> Supplied information
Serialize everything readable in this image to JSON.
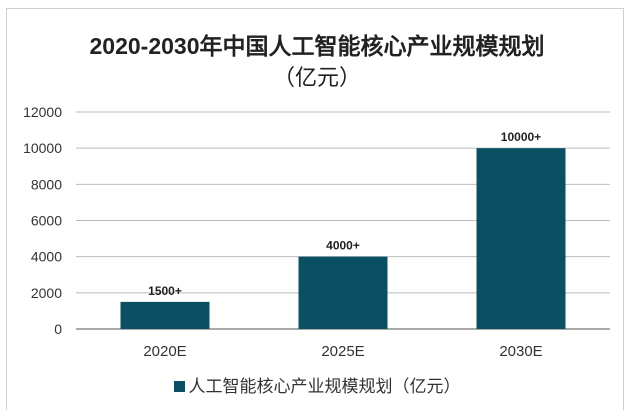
{
  "chart_data": {
    "type": "bar",
    "title": "2020-2030年中国人工智能核心产业规模规划",
    "subtitle": "（亿元）",
    "categories": [
      "2020E",
      "2025E",
      "2030E"
    ],
    "series": [
      {
        "name": "人工智能核心产业规模规划（亿元）",
        "values": [
          1500,
          4000,
          10000
        ],
        "color": "#0b4f63"
      }
    ],
    "data_labels": [
      "1500+",
      "4000+",
      "10000+"
    ],
    "yticks": [
      0,
      2000,
      4000,
      6000,
      8000,
      10000,
      12000
    ],
    "ylim": [
      0,
      12000
    ],
    "xlabel": "",
    "ylabel": "",
    "grid": true,
    "legend_position": "bottom"
  }
}
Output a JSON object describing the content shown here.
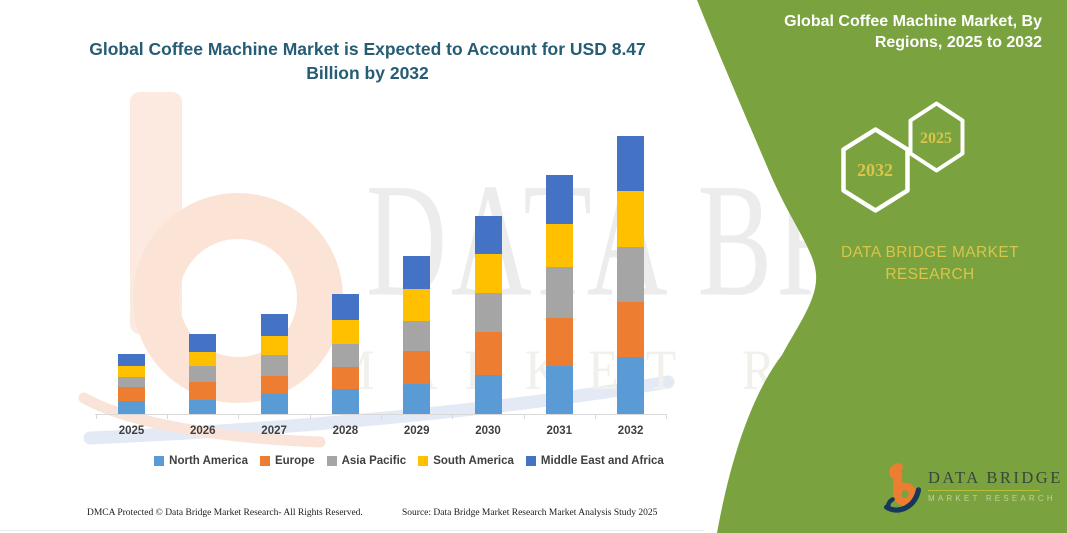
{
  "header": {
    "title": "Global Coffee Machine Market is Expected to Account for USD 8.47 Billion by 2032",
    "panel_title": "Global Coffee Machine Market, By Regions, 2025 to 2032"
  },
  "side_panel": {
    "bg_color": "#7aa23f",
    "accent_text_color": "#d9c549",
    "hexagon_large_label": "2032",
    "hexagon_small_label": "2025",
    "brand_text": "DATA BRIDGE MARKET RESEARCH"
  },
  "watermark": {
    "line1": "DATA BRIDGE",
    "line2": "MARKET RESEARCH"
  },
  "footer": {
    "dmca": "DMCA Protected © Data Bridge Market Research-  All Rights Reserved.",
    "source": "Source: Data Bridge Market Research  Market Analysis Study 2025"
  },
  "logo": {
    "name": "DATA BRIDGE",
    "subtitle": "MARKET RESEARCH"
  },
  "chart_data": {
    "type": "bar",
    "stacked": true,
    "unit": "USD Billion",
    "categories": [
      "2025",
      "2026",
      "2027",
      "2028",
      "2029",
      "2030",
      "2031",
      "2032"
    ],
    "series": [
      {
        "name": "North America",
        "color": "#5b9bd5",
        "values": [
          0.41,
          0.44,
          0.61,
          0.76,
          0.92,
          1.18,
          1.47,
          1.72
        ]
      },
      {
        "name": "Europe",
        "color": "#ed7d31",
        "values": [
          0.4,
          0.53,
          0.56,
          0.68,
          1.0,
          1.3,
          1.44,
          1.69
        ]
      },
      {
        "name": "Asia Pacific",
        "color": "#a5a5a5",
        "values": [
          0.33,
          0.48,
          0.64,
          0.69,
          0.91,
          1.19,
          1.55,
          1.68
        ]
      },
      {
        "name": "South America",
        "color": "#ffc000",
        "values": [
          0.33,
          0.44,
          0.55,
          0.73,
          0.97,
          1.21,
          1.32,
          1.7
        ]
      },
      {
        "name": "Middle East and Africa",
        "color": "#4472c4",
        "values": [
          0.35,
          0.54,
          0.68,
          0.79,
          1.01,
          1.14,
          1.49,
          1.68
        ]
      }
    ],
    "totals": [
      1.82,
      2.43,
      3.04,
      3.65,
      4.81,
      6.02,
      7.27,
      8.47
    ],
    "ylim": [
      0,
      9
    ],
    "grid": false,
    "legend_position": "bottom"
  }
}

> Aim of the exercise
Output the records above exactly; leave out the pictures.

> Task answer
Serialize everything readable in this image to JSON.
{
  "chart_data": {
    "type": "bar",
    "title": "2020-2030年中国人工智能核心产业规模规划",
    "subtitle": "（亿元）",
    "categories": [
      "2020E",
      "2025E",
      "2030E"
    ],
    "series": [
      {
        "name": "人工智能核心产业规模规划（亿元）",
        "values": [
          1500,
          4000,
          10000
        ],
        "color": "#0b4f63"
      }
    ],
    "data_labels": [
      "1500+",
      "4000+",
      "10000+"
    ],
    "yticks": [
      0,
      2000,
      4000,
      6000,
      8000,
      10000,
      12000
    ],
    "ylim": [
      0,
      12000
    ],
    "xlabel": "",
    "ylabel": "",
    "grid": true,
    "legend_position": "bottom"
  }
}
Output a JSON object describing the content shown here.
{
  "header": {
    "title": "Global Coffee Machine Market is Expected to Account for USD 8.47 Billion by 2032",
    "panel_title": "Global Coffee Machine Market, By Regions, 2025 to 2032"
  },
  "side_panel": {
    "bg_color": "#7aa23f",
    "accent_text_color": "#d9c549",
    "hexagon_large_label": "2032",
    "hexagon_small_label": "2025",
    "brand_text": "DATA BRIDGE MARKET RESEARCH"
  },
  "watermark": {
    "line1": "DATA BRIDGE",
    "line2": "MARKET RESEARCH"
  },
  "footer": {
    "dmca": "DMCA Protected © Data Bridge Market Research-  All Rights Reserved.",
    "source": "Source: Data Bridge Market Research  Market Analysis Study 2025"
  },
  "logo": {
    "name": "DATA BRIDGE",
    "subtitle": "MARKET RESEARCH"
  },
  "chart_data": {
    "type": "bar",
    "stacked": true,
    "unit": "USD Billion",
    "categories": [
      "2025",
      "2026",
      "2027",
      "2028",
      "2029",
      "2030",
      "2031",
      "2032"
    ],
    "series": [
      {
        "name": "North America",
        "color": "#5b9bd5",
        "values": [
          0.41,
          0.44,
          0.61,
          0.76,
          0.92,
          1.18,
          1.47,
          1.72
        ]
      },
      {
        "name": "Europe",
        "color": "#ed7d31",
        "values": [
          0.4,
          0.53,
          0.56,
          0.68,
          1.0,
          1.3,
          1.44,
          1.69
        ]
      },
      {
        "name": "Asia Pacific",
        "color": "#a5a5a5",
        "values": [
          0.33,
          0.48,
          0.64,
          0.69,
          0.91,
          1.19,
          1.55,
          1.68
        ]
      },
      {
        "name": "South America",
        "color": "#ffc000",
        "values": [
          0.33,
          0.44,
          0.55,
          0.73,
          0.97,
          1.21,
          1.32,
          1.7
        ]
      },
      {
        "name": "Middle East and Africa",
        "color": "#4472c4",
        "values": [
          0.35,
          0.54,
          0.68,
          0.79,
          1.01,
          1.14,
          1.49,
          1.68
        ]
      }
    ],
    "totals": [
      1.82,
      2.43,
      3.04,
      3.65,
      4.81,
      6.02,
      7.27,
      8.47
    ],
    "ylim": [
      0,
      9
    ],
    "grid": false,
    "legend_position": "bottom"
  }
}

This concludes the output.